(Figure record extracts)
• • • • • • •
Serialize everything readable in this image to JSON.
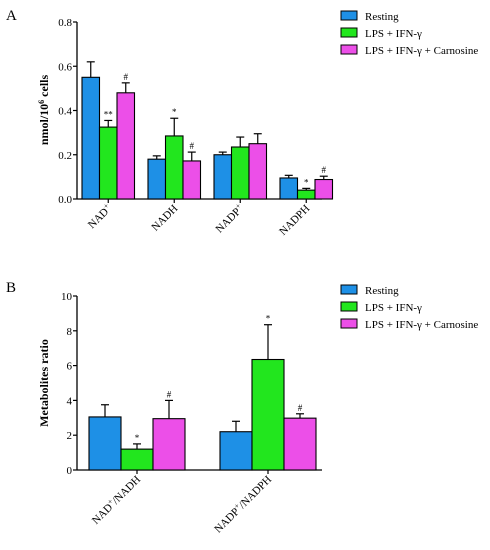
{
  "colors": {
    "series": [
      "#1e90e6",
      "#22e61e",
      "#ec4fe8"
    ],
    "axis": "#000000",
    "bar_stroke": "#000000"
  },
  "panels": [
    {
      "label": "A",
      "chart_data": {
        "type": "bar",
        "title": "",
        "xlabel": "",
        "ylabel": "nmol/10^6 cells",
        "ylim": [
          0,
          0.8
        ],
        "yticks": [
          "0.0",
          "0.2",
          "0.4",
          "0.6",
          "0.8"
        ],
        "categories": [
          "NAD+",
          "NADH",
          "NADP+",
          "NADPH"
        ],
        "series": [
          {
            "name": "Resting",
            "values": [
              0.55,
              0.18,
              0.2,
              0.095
            ],
            "errors": [
              0.07,
              0.015,
              0.012,
              0.012
            ]
          },
          {
            "name": "LPS + IFN-γ",
            "values": [
              0.325,
              0.285,
              0.235,
              0.04
            ],
            "errors": [
              0.03,
              0.08,
              0.045,
              0.008
            ]
          },
          {
            "name": "LPS + IFN-γ + Carnosine",
            "values": [
              0.48,
              0.172,
              0.25,
              0.088
            ],
            "errors": [
              0.045,
              0.04,
              0.045,
              0.015
            ]
          }
        ],
        "annotations": [
          {
            "series": 1,
            "category": 0,
            "text": "**"
          },
          {
            "series": 2,
            "category": 0,
            "text": "#"
          },
          {
            "series": 1,
            "category": 1,
            "text": "*"
          },
          {
            "series": 2,
            "category": 1,
            "text": "#"
          },
          {
            "series": 1,
            "category": 3,
            "text": "*"
          },
          {
            "series": 2,
            "category": 3,
            "text": "#"
          }
        ],
        "grid": false,
        "legend": "top-right"
      }
    },
    {
      "label": "B",
      "chart_data": {
        "type": "bar",
        "title": "",
        "xlabel": "",
        "ylabel": "Metabolites ratio",
        "ylim": [
          0,
          10
        ],
        "yticks": [
          "0",
          "2",
          "4",
          "6",
          "8",
          "10"
        ],
        "categories": [
          "NAD+/NADH",
          "NADP+/NADPH"
        ],
        "series": [
          {
            "name": "Resting",
            "values": [
              3.05,
              2.2
            ],
            "errors": [
              0.7,
              0.6
            ]
          },
          {
            "name": "LPS + IFN-γ",
            "values": [
              1.2,
              6.35
            ],
            "errors": [
              0.3,
              2.0
            ]
          },
          {
            "name": "LPS + IFN-γ + Carnosine",
            "values": [
              2.95,
              2.98
            ],
            "errors": [
              1.05,
              0.25
            ]
          }
        ],
        "annotations": [
          {
            "series": 1,
            "category": 0,
            "text": "*"
          },
          {
            "series": 2,
            "category": 0,
            "text": "#"
          },
          {
            "series": 1,
            "category": 1,
            "text": "*"
          },
          {
            "series": 2,
            "category": 1,
            "text": "#"
          }
        ],
        "grid": false,
        "legend": "top-right"
      }
    }
  ]
}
• • • • • • •
BRIEF: Leaving every image behind, repeat the data in full and exactly.

ANSWER FOR THIS EXERCISE:
Serialize everything readable in this image to JSON.
{
  "colors": {
    "series": [
      "#1e90e6",
      "#22e61e",
      "#ec4fe8"
    ],
    "axis": "#000000",
    "bar_stroke": "#000000"
  },
  "panels": [
    {
      "label": "A",
      "chart_data": {
        "type": "bar",
        "title": "",
        "xlabel": "",
        "ylabel": "nmol/10^6 cells",
        "ylim": [
          0,
          0.8
        ],
        "yticks": [
          "0.0",
          "0.2",
          "0.4",
          "0.6",
          "0.8"
        ],
        "categories": [
          "NAD+",
          "NADH",
          "NADP+",
          "NADPH"
        ],
        "series": [
          {
            "name": "Resting",
            "values": [
              0.55,
              0.18,
              0.2,
              0.095
            ],
            "errors": [
              0.07,
              0.015,
              0.012,
              0.012
            ]
          },
          {
            "name": "LPS + IFN-γ",
            "values": [
              0.325,
              0.285,
              0.235,
              0.04
            ],
            "errors": [
              0.03,
              0.08,
              0.045,
              0.008
            ]
          },
          {
            "name": "LPS + IFN-γ + Carnosine",
            "values": [
              0.48,
              0.172,
              0.25,
              0.088
            ],
            "errors": [
              0.045,
              0.04,
              0.045,
              0.015
            ]
          }
        ],
        "annotations": [
          {
            "series": 1,
            "category": 0,
            "text": "**"
          },
          {
            "series": 2,
            "category": 0,
            "text": "#"
          },
          {
            "series": 1,
            "category": 1,
            "text": "*"
          },
          {
            "series": 2,
            "category": 1,
            "text": "#"
          },
          {
            "series": 1,
            "category": 3,
            "text": "*"
          },
          {
            "series": 2,
            "category": 3,
            "text": "#"
          }
        ],
        "grid": false,
        "legend": "top-right"
      }
    },
    {
      "label": "B",
      "chart_data": {
        "type": "bar",
        "title": "",
        "xlabel": "",
        "ylabel": "Metabolites ratio",
        "ylim": [
          0,
          10
        ],
        "yticks": [
          "0",
          "2",
          "4",
          "6",
          "8",
          "10"
        ],
        "categories": [
          "NAD+/NADH",
          "NADP+/NADPH"
        ],
        "series": [
          {
            "name": "Resting",
            "values": [
              3.05,
              2.2
            ],
            "errors": [
              0.7,
              0.6
            ]
          },
          {
            "name": "LPS + IFN-γ",
            "values": [
              1.2,
              6.35
            ],
            "errors": [
              0.3,
              2.0
            ]
          },
          {
            "name": "LPS + IFN-γ + Carnosine",
            "values": [
              2.95,
              2.98
            ],
            "errors": [
              1.05,
              0.25
            ]
          }
        ],
        "annotations": [
          {
            "series": 1,
            "category": 0,
            "text": "*"
          },
          {
            "series": 2,
            "category": 0,
            "text": "#"
          },
          {
            "series": 1,
            "category": 1,
            "text": "*"
          },
          {
            "series": 2,
            "category": 1,
            "text": "#"
          }
        ],
        "grid": false,
        "legend": "top-right"
      }
    }
  ]
}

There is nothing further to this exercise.